Exactly as written, quote every line that follows, skipping the images.

-------------------------

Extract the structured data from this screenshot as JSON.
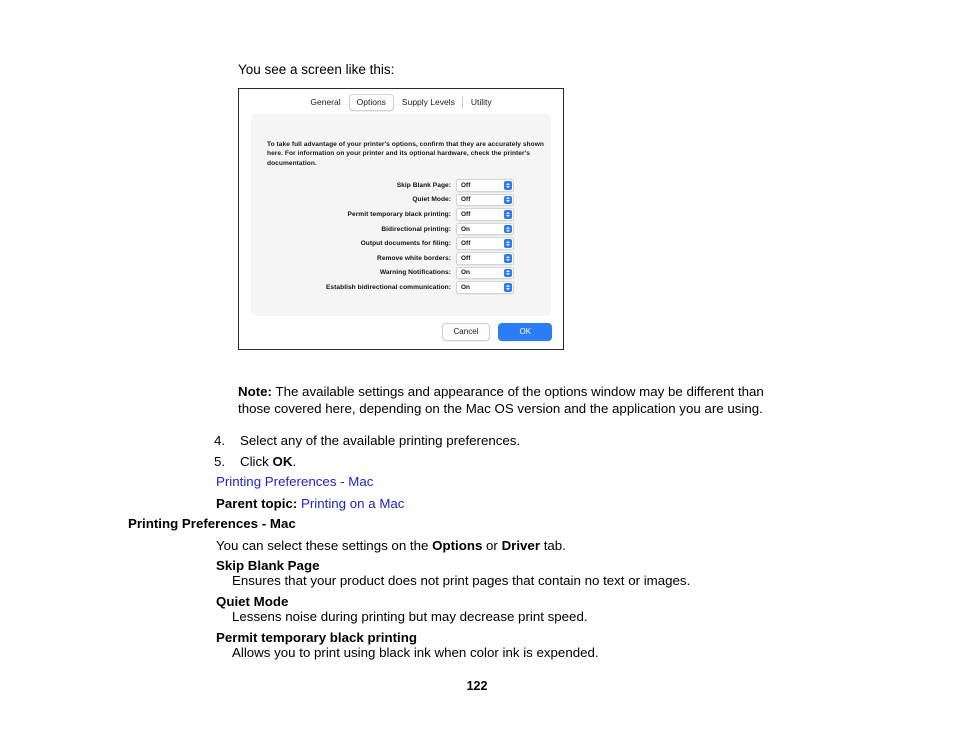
{
  "document": {
    "intro_line": "You see a screen like this:",
    "page_number": "122"
  },
  "figure": {
    "tabs": [
      {
        "label": "General",
        "selected": false
      },
      {
        "label": "Options",
        "selected": true
      },
      {
        "label": "Supply Levels",
        "selected": false
      },
      {
        "label": "Utility",
        "selected": false
      }
    ],
    "description": "To take full advantage of your printer's options, confirm that they are accurately shown here. For information on your printer and its optional hardware, check the printer's documentation.",
    "settings": [
      {
        "label": "Skip Blank Page:",
        "value": "Off"
      },
      {
        "label": "Quiet Mode:",
        "value": "Off"
      },
      {
        "label": "Permit temporary black printing:",
        "value": "Off"
      },
      {
        "label": "Bidirectional printing:",
        "value": "On"
      },
      {
        "label": "Output documents for filing:",
        "value": "Off"
      },
      {
        "label": "Remove white borders:",
        "value": "Off"
      },
      {
        "label": "Warning Notifications:",
        "value": "On"
      },
      {
        "label": "Establish bidirectional communication:",
        "value": "On"
      }
    ],
    "cancel_label": "Cancel",
    "ok_label": "OK",
    "accent_color": "#2a7df4"
  },
  "note": {
    "label": "Note:",
    "text": "The available settings and appearance of the options window may be different than those covered here, depending on the Mac OS version and the application you are using."
  },
  "steps": [
    {
      "number": "4.",
      "text": "Select any of the available printing preferences.",
      "prefix": "",
      "bold": "",
      "suffix": ""
    },
    {
      "number": "5.",
      "text": "",
      "prefix": "Click ",
      "bold": "OK",
      "suffix": "."
    }
  ],
  "links": {
    "printing_preferences_mac": "Printing Preferences - Mac",
    "parent_topic_label": "Parent topic:",
    "parent_topic_link": "Printing on a Mac",
    "link_color": "#2222cc"
  },
  "section": {
    "heading": "Printing Preferences - Mac",
    "intro_prefix": "You can select these settings on the ",
    "intro_bold1": "Options",
    "intro_middle": " or ",
    "intro_bold2": "Driver",
    "intro_suffix": " tab."
  },
  "definitions": [
    {
      "term": "Skip Blank Page",
      "description": "Ensures that your product does not print pages that contain no text or images."
    },
    {
      "term": "Quiet Mode",
      "description": "Lessens noise during printing but may decrease print speed."
    },
    {
      "term": "Permit temporary black printing",
      "description": "Allows you to print using black ink when color ink is expended."
    }
  ]
}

-------------------------

> [Reply]
Extract the structured data from this screenshot as JSON.
{
  "document": {
    "intro_line": "You see a screen like this:",
    "page_number": "122"
  },
  "figure": {
    "tabs": [
      {
        "label": "General",
        "selected": false
      },
      {
        "label": "Options",
        "selected": true
      },
      {
        "label": "Supply Levels",
        "selected": false
      },
      {
        "label": "Utility",
        "selected": false
      }
    ],
    "description": "To take full advantage of your printer's options, confirm that they are accurately shown here. For information on your printer and its optional hardware, check the printer's documentation.",
    "settings": [
      {
        "label": "Skip Blank Page:",
        "value": "Off"
      },
      {
        "label": "Quiet Mode:",
        "value": "Off"
      },
      {
        "label": "Permit temporary black printing:",
        "value": "Off"
      },
      {
        "label": "Bidirectional printing:",
        "value": "On"
      },
      {
        "label": "Output documents for filing:",
        "value": "Off"
      },
      {
        "label": "Remove white borders:",
        "value": "Off"
      },
      {
        "label": "Warning Notifications:",
        "value": "On"
      },
      {
        "label": "Establish bidirectional communication:",
        "value": "On"
      }
    ],
    "cancel_label": "Cancel",
    "ok_label": "OK",
    "accent_color": "#2a7df4"
  },
  "note": {
    "label": "Note:",
    "text": "The available settings and appearance of the options window may be different than those covered here, depending on the Mac OS version and the application you are using."
  },
  "steps": [
    {
      "number": "4.",
      "text": "Select any of the available printing preferences.",
      "prefix": "",
      "bold": "",
      "suffix": ""
    },
    {
      "number": "5.",
      "text": "",
      "prefix": "Click ",
      "bold": "OK",
      "suffix": "."
    }
  ],
  "links": {
    "printing_preferences_mac": "Printing Preferences - Mac",
    "parent_topic_label": "Parent topic:",
    "parent_topic_link": "Printing on a Mac",
    "link_color": "#2222cc"
  },
  "section": {
    "heading": "Printing Preferences - Mac",
    "intro_prefix": "You can select these settings on the ",
    "intro_bold1": "Options",
    "intro_middle": " or ",
    "intro_bold2": "Driver",
    "intro_suffix": " tab."
  },
  "definitions": [
    {
      "term": "Skip Blank Page",
      "description": "Ensures that your product does not print pages that contain no text or images."
    },
    {
      "term": "Quiet Mode",
      "description": "Lessens noise during printing but may decrease print speed."
    },
    {
      "term": "Permit temporary black printing",
      "description": "Allows you to print using black ink when color ink is expended."
    }
  ]
}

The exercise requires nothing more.